* _Given task_: Copy out, from the entries below, each line holding the string "Laboratory".

* _Entries provided_:
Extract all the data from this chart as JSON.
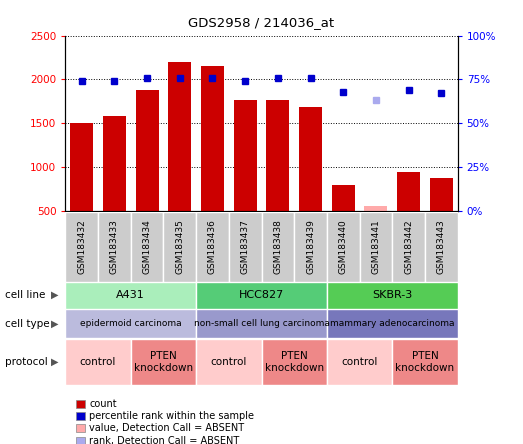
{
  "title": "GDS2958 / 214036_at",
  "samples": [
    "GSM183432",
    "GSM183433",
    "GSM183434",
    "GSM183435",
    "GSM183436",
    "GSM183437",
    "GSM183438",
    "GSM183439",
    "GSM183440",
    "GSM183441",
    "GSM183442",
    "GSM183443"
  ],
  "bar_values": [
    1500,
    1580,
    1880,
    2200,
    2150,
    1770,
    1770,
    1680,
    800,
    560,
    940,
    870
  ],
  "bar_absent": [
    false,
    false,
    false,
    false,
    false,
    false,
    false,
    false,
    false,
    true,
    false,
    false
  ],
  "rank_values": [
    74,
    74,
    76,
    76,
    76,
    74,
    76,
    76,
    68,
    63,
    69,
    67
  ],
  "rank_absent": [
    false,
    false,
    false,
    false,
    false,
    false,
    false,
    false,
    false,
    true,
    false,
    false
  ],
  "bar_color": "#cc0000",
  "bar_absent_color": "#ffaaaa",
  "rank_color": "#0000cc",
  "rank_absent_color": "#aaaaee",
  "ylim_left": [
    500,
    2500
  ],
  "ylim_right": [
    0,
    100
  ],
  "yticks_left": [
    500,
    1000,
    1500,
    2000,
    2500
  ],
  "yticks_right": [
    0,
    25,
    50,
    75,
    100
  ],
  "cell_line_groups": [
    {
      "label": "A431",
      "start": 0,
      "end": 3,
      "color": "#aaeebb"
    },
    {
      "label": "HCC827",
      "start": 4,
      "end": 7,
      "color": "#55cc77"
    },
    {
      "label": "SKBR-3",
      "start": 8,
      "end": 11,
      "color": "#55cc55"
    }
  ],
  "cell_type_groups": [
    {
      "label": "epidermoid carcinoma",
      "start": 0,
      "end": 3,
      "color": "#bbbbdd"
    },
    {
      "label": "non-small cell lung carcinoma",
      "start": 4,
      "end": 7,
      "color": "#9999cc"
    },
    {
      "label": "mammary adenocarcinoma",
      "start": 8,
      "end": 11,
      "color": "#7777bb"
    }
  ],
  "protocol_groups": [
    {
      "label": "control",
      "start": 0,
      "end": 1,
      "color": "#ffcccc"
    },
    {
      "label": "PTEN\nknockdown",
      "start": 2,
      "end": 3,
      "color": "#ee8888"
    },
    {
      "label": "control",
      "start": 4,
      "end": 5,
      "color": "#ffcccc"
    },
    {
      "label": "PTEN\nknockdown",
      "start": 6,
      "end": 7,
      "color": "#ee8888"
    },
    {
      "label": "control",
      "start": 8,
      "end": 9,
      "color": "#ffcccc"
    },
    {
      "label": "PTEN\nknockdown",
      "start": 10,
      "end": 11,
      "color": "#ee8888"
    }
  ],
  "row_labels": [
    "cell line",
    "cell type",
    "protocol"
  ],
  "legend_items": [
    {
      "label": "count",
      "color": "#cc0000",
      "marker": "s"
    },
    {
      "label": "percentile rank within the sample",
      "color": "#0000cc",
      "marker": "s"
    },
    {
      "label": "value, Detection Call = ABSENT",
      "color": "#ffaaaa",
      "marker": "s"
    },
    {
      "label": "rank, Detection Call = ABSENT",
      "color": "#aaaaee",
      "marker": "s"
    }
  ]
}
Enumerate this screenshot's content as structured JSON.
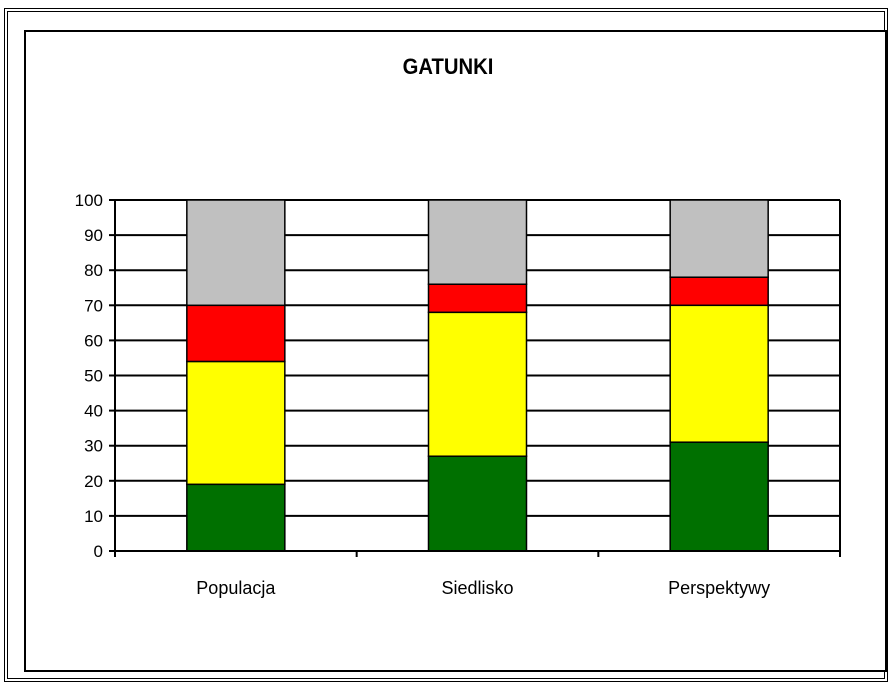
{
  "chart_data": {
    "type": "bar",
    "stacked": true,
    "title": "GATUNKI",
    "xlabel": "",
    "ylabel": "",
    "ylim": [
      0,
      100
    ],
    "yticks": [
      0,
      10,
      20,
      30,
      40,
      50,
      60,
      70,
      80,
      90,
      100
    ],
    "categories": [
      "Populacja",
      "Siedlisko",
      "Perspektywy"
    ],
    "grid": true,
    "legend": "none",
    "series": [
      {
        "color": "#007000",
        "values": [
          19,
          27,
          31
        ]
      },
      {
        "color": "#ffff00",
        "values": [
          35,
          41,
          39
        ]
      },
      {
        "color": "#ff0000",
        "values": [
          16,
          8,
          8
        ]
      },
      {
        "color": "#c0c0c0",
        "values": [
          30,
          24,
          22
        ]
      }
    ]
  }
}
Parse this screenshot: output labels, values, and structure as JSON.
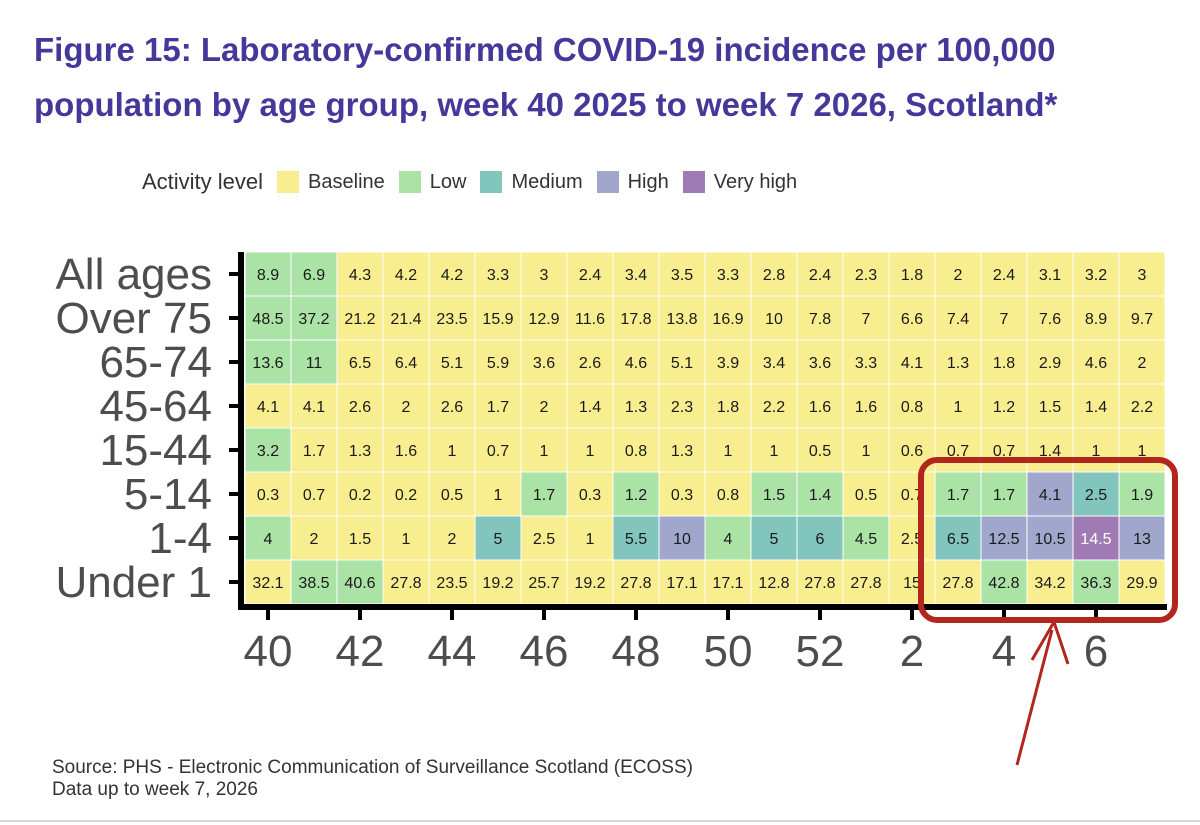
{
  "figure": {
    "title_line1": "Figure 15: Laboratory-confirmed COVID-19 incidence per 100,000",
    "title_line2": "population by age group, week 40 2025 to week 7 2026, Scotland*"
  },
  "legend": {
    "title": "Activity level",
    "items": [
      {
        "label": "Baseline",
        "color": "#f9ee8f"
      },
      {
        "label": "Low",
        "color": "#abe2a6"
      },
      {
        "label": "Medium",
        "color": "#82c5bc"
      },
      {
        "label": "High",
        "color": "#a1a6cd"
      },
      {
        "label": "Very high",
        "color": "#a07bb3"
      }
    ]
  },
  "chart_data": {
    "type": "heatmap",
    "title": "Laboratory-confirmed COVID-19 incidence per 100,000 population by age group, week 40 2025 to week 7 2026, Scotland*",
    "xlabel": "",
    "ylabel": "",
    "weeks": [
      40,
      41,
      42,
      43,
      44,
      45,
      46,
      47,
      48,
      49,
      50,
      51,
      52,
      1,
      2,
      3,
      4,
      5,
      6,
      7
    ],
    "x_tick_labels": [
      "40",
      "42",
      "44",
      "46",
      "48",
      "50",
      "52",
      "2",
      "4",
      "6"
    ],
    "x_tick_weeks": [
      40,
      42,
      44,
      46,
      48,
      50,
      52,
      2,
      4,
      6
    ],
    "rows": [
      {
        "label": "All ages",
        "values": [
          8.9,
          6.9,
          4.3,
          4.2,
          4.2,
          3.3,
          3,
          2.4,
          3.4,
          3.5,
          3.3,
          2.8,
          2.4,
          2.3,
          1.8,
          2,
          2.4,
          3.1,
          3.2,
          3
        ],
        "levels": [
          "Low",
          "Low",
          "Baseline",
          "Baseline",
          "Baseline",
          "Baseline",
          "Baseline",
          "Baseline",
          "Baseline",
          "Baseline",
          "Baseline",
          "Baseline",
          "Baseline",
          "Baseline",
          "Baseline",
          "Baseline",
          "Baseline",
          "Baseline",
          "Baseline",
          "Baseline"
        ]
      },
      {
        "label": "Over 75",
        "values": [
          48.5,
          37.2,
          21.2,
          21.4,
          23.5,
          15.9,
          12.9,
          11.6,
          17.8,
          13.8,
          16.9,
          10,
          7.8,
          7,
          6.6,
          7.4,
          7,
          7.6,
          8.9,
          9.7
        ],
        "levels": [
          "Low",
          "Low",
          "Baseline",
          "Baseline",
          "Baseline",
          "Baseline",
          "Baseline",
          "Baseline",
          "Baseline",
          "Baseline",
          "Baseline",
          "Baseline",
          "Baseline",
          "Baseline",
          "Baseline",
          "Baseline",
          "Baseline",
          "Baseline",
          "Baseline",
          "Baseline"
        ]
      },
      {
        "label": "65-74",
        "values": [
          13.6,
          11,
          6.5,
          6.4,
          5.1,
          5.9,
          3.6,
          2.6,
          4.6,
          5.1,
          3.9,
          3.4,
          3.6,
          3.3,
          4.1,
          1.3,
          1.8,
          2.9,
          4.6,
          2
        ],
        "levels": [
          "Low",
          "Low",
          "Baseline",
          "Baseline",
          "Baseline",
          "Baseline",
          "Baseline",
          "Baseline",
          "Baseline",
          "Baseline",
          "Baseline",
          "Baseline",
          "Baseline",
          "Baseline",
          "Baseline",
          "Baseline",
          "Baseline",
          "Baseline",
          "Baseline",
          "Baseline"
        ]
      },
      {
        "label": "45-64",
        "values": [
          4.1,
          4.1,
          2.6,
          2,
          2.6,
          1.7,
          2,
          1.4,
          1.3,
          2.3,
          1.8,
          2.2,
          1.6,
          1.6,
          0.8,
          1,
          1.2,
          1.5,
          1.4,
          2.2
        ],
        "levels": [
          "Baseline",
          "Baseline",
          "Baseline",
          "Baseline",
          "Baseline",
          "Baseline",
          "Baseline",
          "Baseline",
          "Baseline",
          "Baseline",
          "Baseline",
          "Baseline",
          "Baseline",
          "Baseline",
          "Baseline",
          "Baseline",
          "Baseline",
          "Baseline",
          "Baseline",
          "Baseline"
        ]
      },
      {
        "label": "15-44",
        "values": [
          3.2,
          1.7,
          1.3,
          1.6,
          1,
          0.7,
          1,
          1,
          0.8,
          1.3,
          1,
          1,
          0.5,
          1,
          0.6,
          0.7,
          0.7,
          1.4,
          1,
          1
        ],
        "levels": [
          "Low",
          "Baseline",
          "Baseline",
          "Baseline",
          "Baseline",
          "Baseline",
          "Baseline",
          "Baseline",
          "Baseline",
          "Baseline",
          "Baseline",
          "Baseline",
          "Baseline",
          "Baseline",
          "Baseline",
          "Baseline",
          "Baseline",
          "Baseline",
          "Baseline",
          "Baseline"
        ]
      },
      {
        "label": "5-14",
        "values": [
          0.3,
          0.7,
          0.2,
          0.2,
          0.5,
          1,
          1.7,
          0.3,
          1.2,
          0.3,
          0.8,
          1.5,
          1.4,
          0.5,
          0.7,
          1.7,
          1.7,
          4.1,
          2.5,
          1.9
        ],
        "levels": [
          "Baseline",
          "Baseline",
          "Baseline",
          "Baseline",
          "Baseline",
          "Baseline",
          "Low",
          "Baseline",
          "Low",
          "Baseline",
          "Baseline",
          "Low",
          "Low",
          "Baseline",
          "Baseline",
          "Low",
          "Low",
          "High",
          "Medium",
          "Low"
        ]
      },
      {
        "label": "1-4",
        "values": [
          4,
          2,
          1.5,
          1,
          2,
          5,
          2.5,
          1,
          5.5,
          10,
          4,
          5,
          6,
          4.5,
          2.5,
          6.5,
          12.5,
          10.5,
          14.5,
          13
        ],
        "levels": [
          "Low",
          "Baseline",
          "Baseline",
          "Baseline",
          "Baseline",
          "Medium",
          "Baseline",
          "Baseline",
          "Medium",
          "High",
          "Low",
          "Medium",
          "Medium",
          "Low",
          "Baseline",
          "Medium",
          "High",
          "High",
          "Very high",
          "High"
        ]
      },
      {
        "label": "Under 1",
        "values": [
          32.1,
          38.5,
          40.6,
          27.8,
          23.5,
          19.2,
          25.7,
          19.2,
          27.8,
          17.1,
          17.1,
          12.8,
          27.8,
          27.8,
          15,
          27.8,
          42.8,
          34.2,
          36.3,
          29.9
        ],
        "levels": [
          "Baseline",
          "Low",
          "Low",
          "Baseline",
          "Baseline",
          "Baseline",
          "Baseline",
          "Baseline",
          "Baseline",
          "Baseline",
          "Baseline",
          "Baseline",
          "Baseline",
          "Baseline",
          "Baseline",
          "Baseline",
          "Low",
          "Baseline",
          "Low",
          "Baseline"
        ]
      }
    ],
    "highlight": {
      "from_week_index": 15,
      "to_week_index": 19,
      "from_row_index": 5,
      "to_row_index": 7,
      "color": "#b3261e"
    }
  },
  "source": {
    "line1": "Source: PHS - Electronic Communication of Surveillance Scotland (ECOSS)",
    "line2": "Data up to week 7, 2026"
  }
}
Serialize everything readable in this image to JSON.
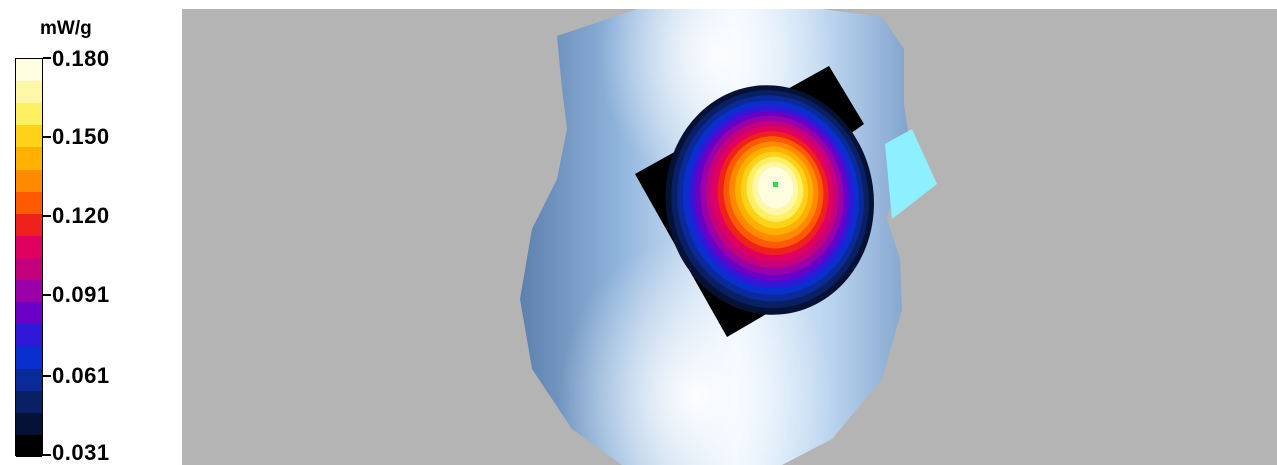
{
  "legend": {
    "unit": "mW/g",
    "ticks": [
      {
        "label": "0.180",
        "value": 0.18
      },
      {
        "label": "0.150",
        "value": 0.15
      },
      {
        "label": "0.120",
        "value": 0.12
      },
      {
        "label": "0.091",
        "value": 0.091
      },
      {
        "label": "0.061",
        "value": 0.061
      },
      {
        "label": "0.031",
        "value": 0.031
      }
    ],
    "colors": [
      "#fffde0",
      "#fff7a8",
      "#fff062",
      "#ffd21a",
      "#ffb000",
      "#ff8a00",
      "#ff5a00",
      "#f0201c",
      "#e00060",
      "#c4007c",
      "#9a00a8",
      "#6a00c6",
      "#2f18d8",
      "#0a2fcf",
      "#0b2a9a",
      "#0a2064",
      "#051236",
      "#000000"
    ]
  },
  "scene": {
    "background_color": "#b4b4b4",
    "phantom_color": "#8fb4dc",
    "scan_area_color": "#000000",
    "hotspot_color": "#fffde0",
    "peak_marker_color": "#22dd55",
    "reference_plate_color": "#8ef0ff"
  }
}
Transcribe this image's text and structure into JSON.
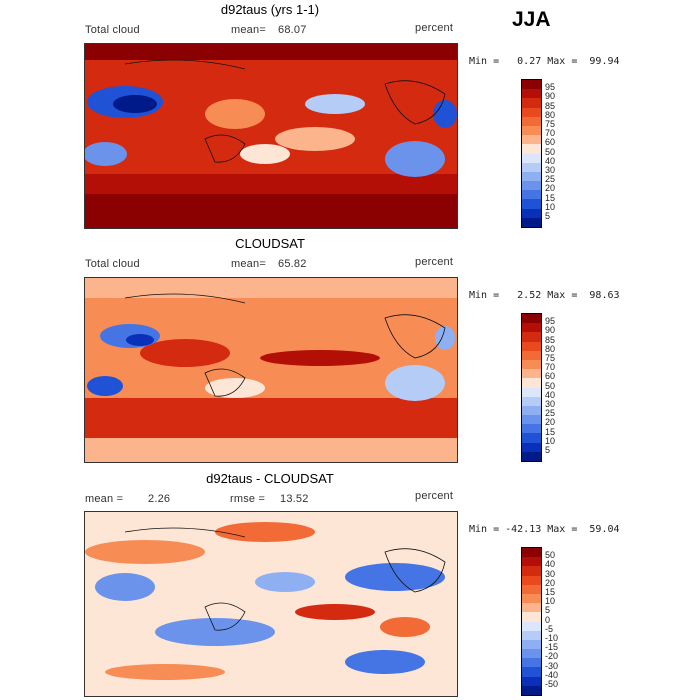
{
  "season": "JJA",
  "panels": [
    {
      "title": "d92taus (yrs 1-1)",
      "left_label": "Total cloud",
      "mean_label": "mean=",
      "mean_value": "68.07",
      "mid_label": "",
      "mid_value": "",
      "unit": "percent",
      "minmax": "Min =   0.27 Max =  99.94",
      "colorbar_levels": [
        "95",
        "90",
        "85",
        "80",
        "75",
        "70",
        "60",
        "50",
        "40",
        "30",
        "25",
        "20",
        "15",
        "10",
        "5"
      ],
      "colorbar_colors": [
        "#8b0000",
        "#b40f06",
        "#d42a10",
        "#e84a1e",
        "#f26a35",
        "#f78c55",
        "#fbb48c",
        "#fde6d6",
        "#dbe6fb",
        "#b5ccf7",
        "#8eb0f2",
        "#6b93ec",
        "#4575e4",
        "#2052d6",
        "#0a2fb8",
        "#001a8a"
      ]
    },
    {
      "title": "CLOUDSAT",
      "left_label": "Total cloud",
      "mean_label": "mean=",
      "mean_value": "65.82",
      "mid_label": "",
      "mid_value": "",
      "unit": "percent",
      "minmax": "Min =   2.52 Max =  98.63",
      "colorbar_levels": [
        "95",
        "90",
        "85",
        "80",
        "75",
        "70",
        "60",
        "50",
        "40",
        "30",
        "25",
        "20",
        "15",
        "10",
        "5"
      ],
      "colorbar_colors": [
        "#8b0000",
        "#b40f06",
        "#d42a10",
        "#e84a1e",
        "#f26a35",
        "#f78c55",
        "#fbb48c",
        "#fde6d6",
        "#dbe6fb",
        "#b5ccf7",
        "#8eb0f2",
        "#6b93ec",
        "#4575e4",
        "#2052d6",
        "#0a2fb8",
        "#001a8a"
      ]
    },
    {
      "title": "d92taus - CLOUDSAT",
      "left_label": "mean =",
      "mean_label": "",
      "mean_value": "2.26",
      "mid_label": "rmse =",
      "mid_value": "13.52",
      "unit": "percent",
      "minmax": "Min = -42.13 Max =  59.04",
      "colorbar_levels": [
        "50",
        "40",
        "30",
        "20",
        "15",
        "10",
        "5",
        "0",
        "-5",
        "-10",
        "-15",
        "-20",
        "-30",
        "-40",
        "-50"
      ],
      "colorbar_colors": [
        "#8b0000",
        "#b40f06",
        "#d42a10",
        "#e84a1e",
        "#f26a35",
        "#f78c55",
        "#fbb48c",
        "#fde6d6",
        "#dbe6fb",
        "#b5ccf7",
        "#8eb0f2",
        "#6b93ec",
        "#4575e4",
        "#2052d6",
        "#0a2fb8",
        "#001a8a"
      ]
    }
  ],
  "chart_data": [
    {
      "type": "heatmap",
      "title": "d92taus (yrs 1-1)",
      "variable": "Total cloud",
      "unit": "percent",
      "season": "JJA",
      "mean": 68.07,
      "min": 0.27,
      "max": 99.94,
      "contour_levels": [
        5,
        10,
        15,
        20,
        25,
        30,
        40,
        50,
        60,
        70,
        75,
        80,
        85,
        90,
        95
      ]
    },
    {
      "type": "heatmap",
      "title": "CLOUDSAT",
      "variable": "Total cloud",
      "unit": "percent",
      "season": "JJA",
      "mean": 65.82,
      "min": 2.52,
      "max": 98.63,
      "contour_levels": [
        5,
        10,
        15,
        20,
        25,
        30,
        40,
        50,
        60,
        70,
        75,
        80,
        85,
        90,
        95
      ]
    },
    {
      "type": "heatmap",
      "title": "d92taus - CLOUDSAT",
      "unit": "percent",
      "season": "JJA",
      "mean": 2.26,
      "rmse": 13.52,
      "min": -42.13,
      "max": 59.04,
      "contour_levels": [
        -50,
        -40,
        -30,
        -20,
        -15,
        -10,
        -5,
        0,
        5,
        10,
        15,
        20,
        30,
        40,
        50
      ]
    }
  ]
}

* _Full response_:
    "title_line1": "Figure 15: Laboratory-confirmed COVID-19 incidence per 100,000",
    "title": "Laboratory-confirmed COVID-19 incidence per 100,000 population by age group, week 40 2025 to week 7 2026, Scotland*",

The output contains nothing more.